Problem statement:
Read the data and repeat it in full, exactly.

Data section:
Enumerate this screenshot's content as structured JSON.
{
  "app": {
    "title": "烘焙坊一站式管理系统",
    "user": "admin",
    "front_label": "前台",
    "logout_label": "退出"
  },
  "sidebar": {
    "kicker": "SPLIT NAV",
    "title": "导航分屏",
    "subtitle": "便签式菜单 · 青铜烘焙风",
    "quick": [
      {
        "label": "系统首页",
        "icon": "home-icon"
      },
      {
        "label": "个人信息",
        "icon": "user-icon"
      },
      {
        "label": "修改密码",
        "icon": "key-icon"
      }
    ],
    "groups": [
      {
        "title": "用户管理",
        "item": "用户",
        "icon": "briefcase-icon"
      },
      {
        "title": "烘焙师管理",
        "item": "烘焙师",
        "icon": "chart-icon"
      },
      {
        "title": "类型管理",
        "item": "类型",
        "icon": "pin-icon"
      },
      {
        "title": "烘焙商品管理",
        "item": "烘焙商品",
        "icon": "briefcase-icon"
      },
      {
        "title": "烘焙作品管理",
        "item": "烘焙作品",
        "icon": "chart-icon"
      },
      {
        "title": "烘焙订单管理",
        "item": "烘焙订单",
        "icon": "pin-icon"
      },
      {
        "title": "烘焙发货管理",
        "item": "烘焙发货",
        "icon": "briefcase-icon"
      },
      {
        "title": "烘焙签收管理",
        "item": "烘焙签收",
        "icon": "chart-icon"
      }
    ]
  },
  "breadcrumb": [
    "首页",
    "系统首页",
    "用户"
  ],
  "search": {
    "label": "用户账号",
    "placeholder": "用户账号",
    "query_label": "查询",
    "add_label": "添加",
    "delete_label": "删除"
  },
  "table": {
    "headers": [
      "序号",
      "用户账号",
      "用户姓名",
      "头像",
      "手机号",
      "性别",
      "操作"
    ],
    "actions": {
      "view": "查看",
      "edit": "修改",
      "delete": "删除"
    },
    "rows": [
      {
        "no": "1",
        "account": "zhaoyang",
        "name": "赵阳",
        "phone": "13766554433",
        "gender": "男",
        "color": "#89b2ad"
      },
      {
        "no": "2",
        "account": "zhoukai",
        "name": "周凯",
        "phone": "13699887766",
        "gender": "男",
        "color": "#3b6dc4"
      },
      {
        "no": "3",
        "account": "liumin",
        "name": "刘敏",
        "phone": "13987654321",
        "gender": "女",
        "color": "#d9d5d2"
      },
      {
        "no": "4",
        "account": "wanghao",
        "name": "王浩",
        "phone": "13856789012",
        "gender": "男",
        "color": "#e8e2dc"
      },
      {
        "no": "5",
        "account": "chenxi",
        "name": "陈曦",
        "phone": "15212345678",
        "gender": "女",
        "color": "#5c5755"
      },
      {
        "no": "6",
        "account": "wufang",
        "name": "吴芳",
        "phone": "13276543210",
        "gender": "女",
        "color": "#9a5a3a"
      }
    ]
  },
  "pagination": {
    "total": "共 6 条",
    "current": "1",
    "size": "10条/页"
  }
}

Solved problem:
Enumerate this screenshot's content as structured JSON.
{
  "app": {
    "title": "烘焙坊一站式管理系统",
    "user": "admin",
    "front_label": "前台",
    "logout_label": "退出"
  },
  "sidebar": {
    "kicker": "SPLIT NAV",
    "title": "导航分屏",
    "subtitle": "便签式菜单 · 青铜烘焙风",
    "quick": [
      {
        "label": "系统首页",
        "icon": "home-icon"
      },
      {
        "label": "个人信息",
        "icon": "user-icon"
      },
      {
        "label": "修改密码",
        "icon": "key-icon"
      }
    ],
    "groups": [
      {
        "title": "用户管理",
        "item": "用户",
        "icon": "briefcase-icon"
      },
      {
        "title": "烘焙师管理",
        "item": "烘焙师",
        "icon": "chart-icon"
      },
      {
        "title": "类型管理",
        "item": "类型",
        "icon": "pin-icon"
      },
      {
        "title": "烘焙商品管理",
        "item": "烘焙商品",
        "icon": "briefcase-icon"
      },
      {
        "title": "烘焙作品管理",
        "item": "烘焙作品",
        "icon": "chart-icon"
      },
      {
        "title": "烘焙订单管理",
        "item": "烘焙订单",
        "icon": "pin-icon"
      },
      {
        "title": "烘焙发货管理",
        "item": "烘焙发货",
        "icon": "briefcase-icon"
      },
      {
        "title": "烘焙签收管理",
        "item": "烘焙签收",
        "icon": "chart-icon"
      }
    ]
  },
  "breadcrumb": [
    "首页",
    "系统首页",
    "用户"
  ],
  "search": {
    "label": "用户账号",
    "placeholder": "用户账号",
    "query_label": "查询",
    "add_label": "添加",
    "delete_label": "删除"
  },
  "table": {
    "headers": [
      "序号",
      "用户账号",
      "用户姓名",
      "头像",
      "手机号",
      "性别",
      "操作"
    ],
    "actions": {
      "view": "查看",
      "edit": "修改",
      "delete": "删除"
    },
    "rows": [
      {
        "no": "1",
        "account": "zhaoyang",
        "name": "赵阳",
        "phone": "13766554433",
        "gender": "男",
        "color": "#89b2ad"
      },
      {
        "no": "2",
        "account": "zhoukai",
        "name": "周凯",
        "phone": "13699887766",
        "gender": "男",
        "color": "#3b6dc4"
      },
      {
        "no": "3",
        "account": "liumin",
        "name": "刘敏",
        "phone": "13987654321",
        "gender": "女",
        "color": "#d9d5d2"
      },
      {
        "no": "4",
        "account": "wanghao",
        "name": "王浩",
        "phone": "13856789012",
        "gender": "男",
        "color": "#e8e2dc"
      },
      {
        "no": "5",
        "account": "chenxi",
        "name": "陈曦",
        "phone": "15212345678",
        "gender": "女",
        "color": "#5c5755"
      },
      {
        "no": "6",
        "account": "wufang",
        "name": "吴芳",
        "phone": "13276543210",
        "gender": "女",
        "color": "#9a5a3a"
      }
    ]
  },
  "pagination": {
    "total": "共 6 条",
    "current": "1",
    "size": "10条/页"
  }
}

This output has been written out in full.